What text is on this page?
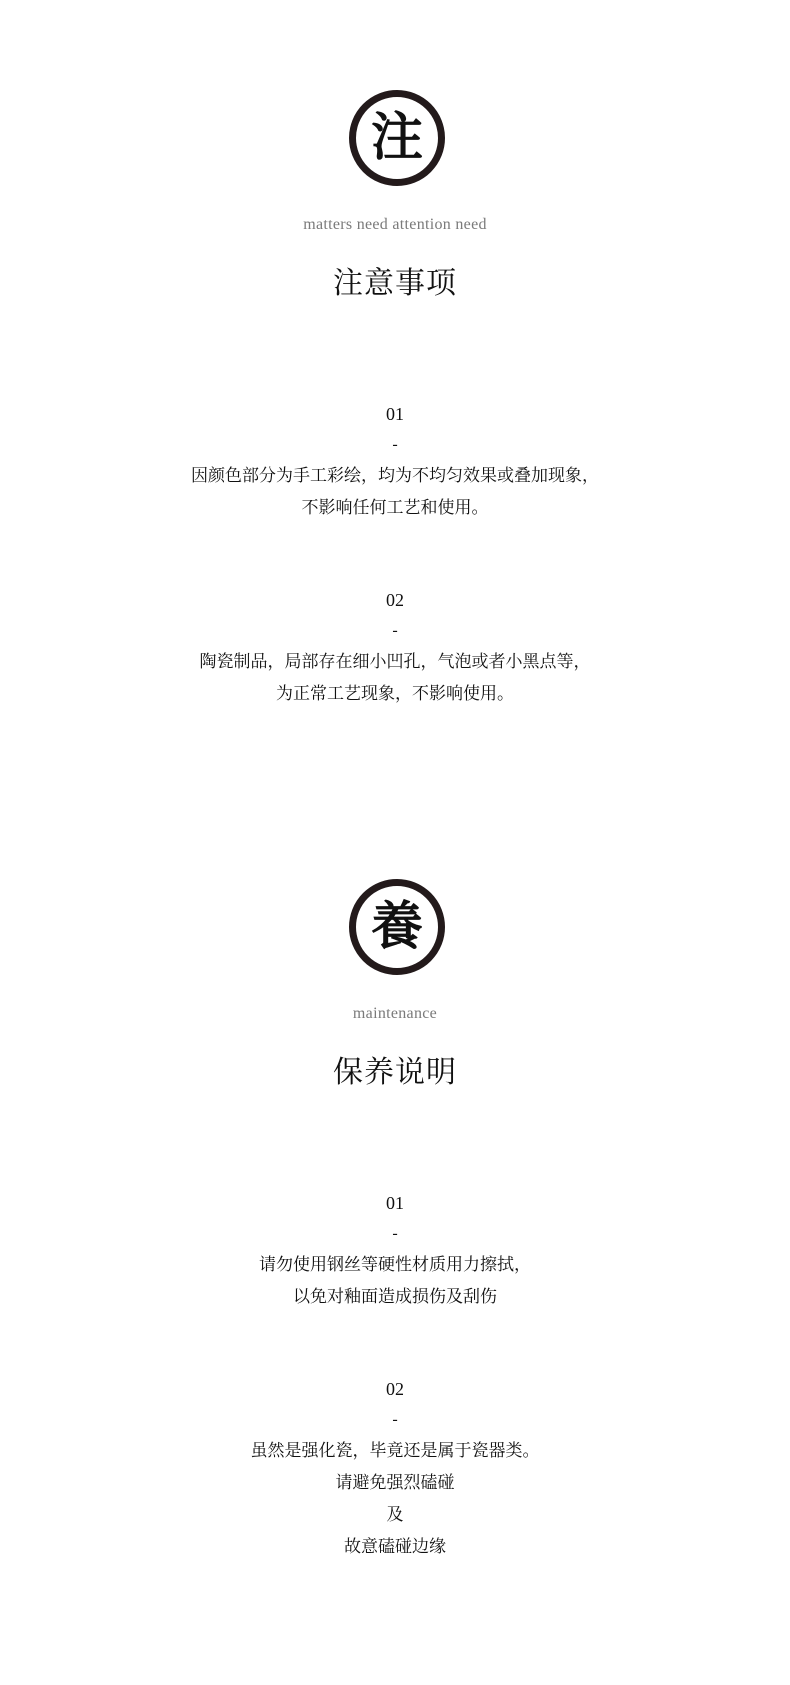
注
matters need attention need
注意事项
01
-
因颜色部分为手工彩绘，均为不均匀效果或叠加现象，
不影响任何工艺和使用。
02
-
陶瓷制品，局部存在细小凹孔，气泡或者小黑点等，
为正常工艺现象，不影响使用。
養
maintenance
保养说明
01
-
请勿使用钢丝等硬性材质用力擦拭，
以免对釉面造成损伤及刮伤
02
-
虽然是强化瓷，毕竟还是属于瓷器类。
请避免强烈磕碰
及
故意磕碰边缘
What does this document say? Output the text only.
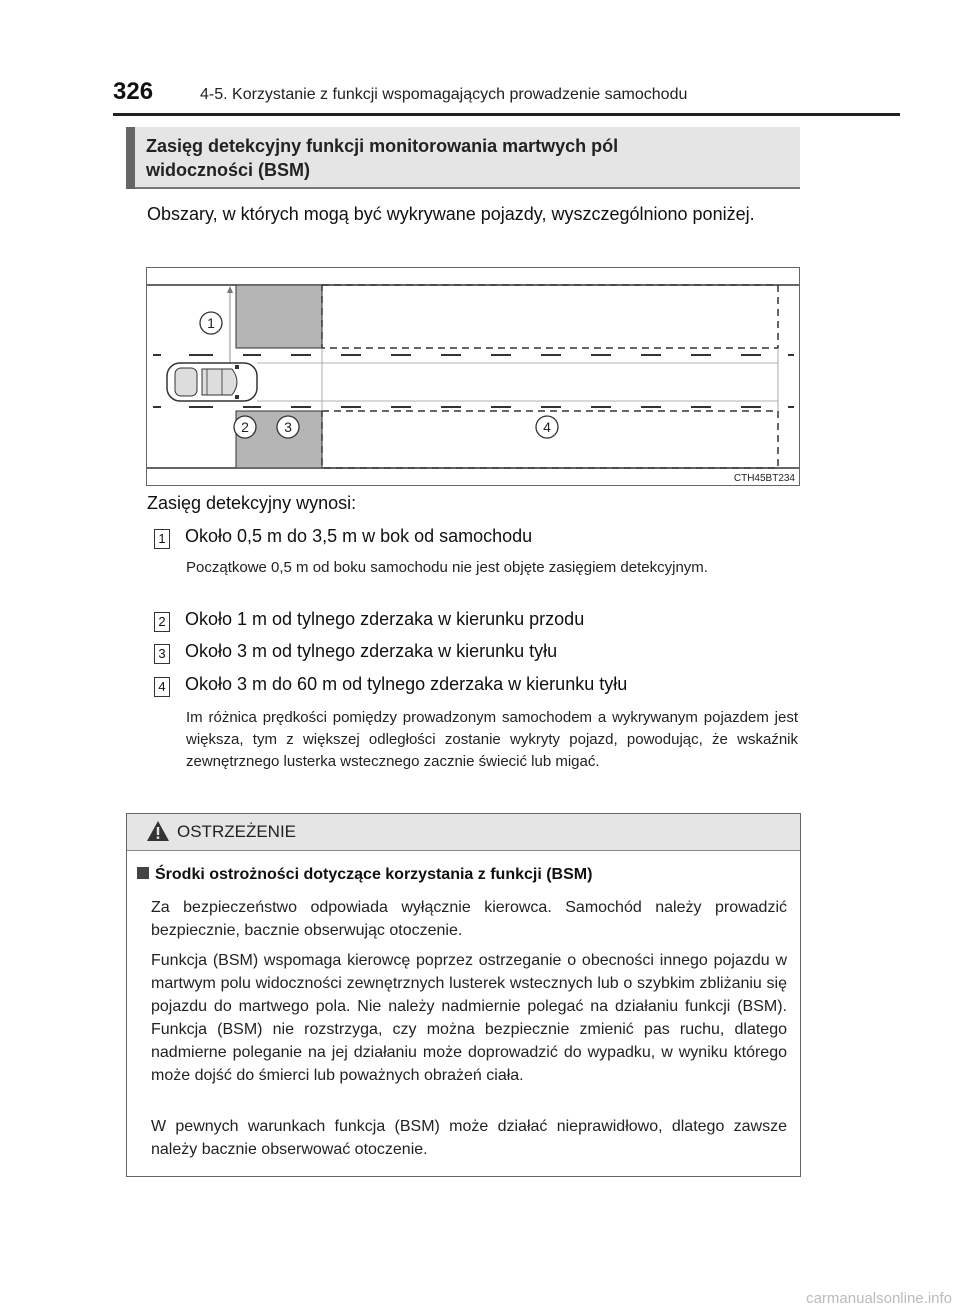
326	4-5. Korzystanie z funkcji wspomagających prowadzenie samochodu
Zasięg detekcyjny funkcji monitorowania martwych pól
widoczności (BSM)
Obszary, w których mogą być wykrywane pojazdy, wyszczególniono poniżej.
1
2	3	4
CTH45BT234
Zasięg detekcyjny wynosi:
1 Około 0,5 m do 3,5 m w bok od samochodu
Początkowe 0,5 m od boku samochodu nie jest objęte zasięgiem detekcyjnym.
2 Około 1 m od tylnego zderzaka w kierunku przodu
3 Około 3 m od tylnego zderzaka w kierunku tyłu
4 Około 3 m do 60 m od tylnego zderzaka w kierunku tyłu
Im różnica prędkości pomiędzy prowadzonym samochodem a wykrywanym pojazdem jest większa, tym z większej odległości zostanie wykryty pojazd, powodując, że wskaźnik zewnętrznego lusterka wstecznego zacznie świecić lub migać.
OSTRZEŻENIE
Środki ostrożności dotyczące korzystania z funkcji (BSM)
Za bezpieczeństwo odpowiada wyłącznie kierowca. Samochód należy prowadzić bezpiecznie, bacznie obserwując otoczenie.
Funkcja (BSM) wspomaga kierowcę poprzez ostrzeganie o obecności innego pojazdu w martwym polu widoczności zewnętrznych lusterek wstecznych lub o szybkim zbliżaniu się pojazdu do martwego pola. Nie należy nadmiernie polegać na działaniu funkcji (BSM). Funkcja (BSM) nie rozstrzyga, czy można bezpiecznie zmienić pas ruchu, dlatego nadmierne poleganie na jej działaniu może doprowadzić do wypadku, w wyniku którego może dojść do śmierci lub poważnych obrażeń ciała.
W pewnych warunkach funkcja (BSM) może działać nieprawidłowo, dlatego zawsze należy bacznie obserwować otoczenie.
carmanualsonline.info
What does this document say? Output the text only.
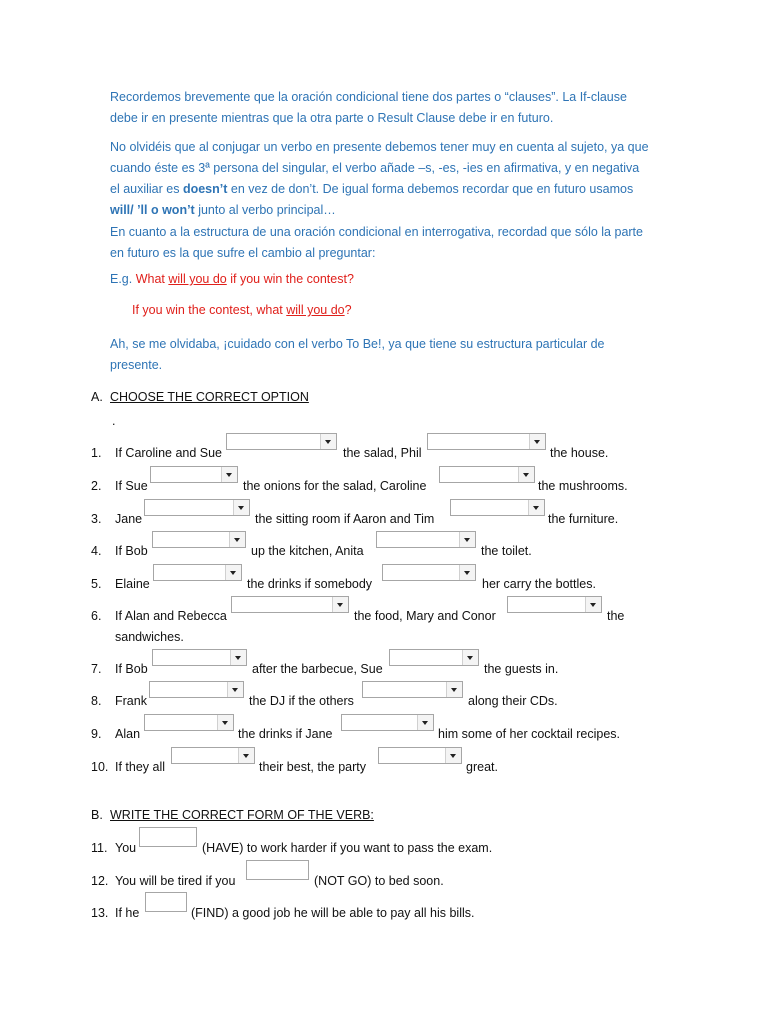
Recordemos brevemente que la oración condicional tiene dos partes o “clauses”. La If-clause debe ir en presente mientras que la otra parte o Result Clause debe ir en futuro.
No olvidéis que al conjugar un verbo en presente debemos tener muy en cuenta al sujeto, ya que cuando éste es 3ª persona del singular, el verbo añade –s, -es, -ies en afirmativa, y en negativa el auxiliar es doesn’t en vez de don’t. De igual forma debemos recordar que en futuro usamos will/ ’ll o won’t junto al verbo principal…
En cuanto a la estructura de una oración condicional en interrogativa, recordad que sólo la parte en futuro es la que sufre el cambio al preguntar:
E.g. What will you do if you win the contest?
If you win the contest, what will you do?
Ah, se me olvidaba, ¡cuidado con el verbo To Be!, ya que tiene su estructura particular de presente.
A. CHOOSE THE CORRECT OPTION
.
1. If Caroline and Sue	the salad, Phil	the house.
2. If Sue	the onions for the salad, Caroline	the mushrooms.
3. Jane	the sitting room if Aaron and Tim	the furniture.
4. If Bob	up the kitchen, Anita	the toilet.
5. Elaine	the drinks if somebody	her carry the bottles.
6. If Alan and Rebecca	the food, Mary and Conor	the
sandwiches.
7. If Bob	after the barbecue, Sue	the guests in.
8. Frank	the DJ if the others	along their CDs.
9. Alan	the drinks if Jane	him some of her cocktail recipes.
10. If they all	their best, the party	great.
B. WRITE THE CORRECT FORM OF THE VERB:
11. You	(HAVE) to work harder if you want to pass the exam.
12. You will be tired if you	(NOT GO) to bed soon.
13. If he	(FIND) a good job he will be able to pay all his bills.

(Task objective)
Extract all lines of the records above that include "presente".

(Finished exercise)
Recordemos brevemente que la oración condicional tiene dos partes o “clauses”. La If-clause debe ir en presente mientras que la otra parte o Result Clause debe ir en futuro.
No olvidéis que al conjugar un verbo en presente debemos tener muy en cuenta al sujeto, ya que cuando éste es 3ª persona del singular, el verbo añade –s, -es, -ies en afirmativa, y en negativa el auxiliar es doesn’t en vez de don’t. De igual forma debemos recordar que en futuro usamos will/ ’ll o won’t junto al verbo principal…
Ah, se me olvidaba, ¡cuidado con el verbo To Be!, ya que tiene su estructura particular de presente.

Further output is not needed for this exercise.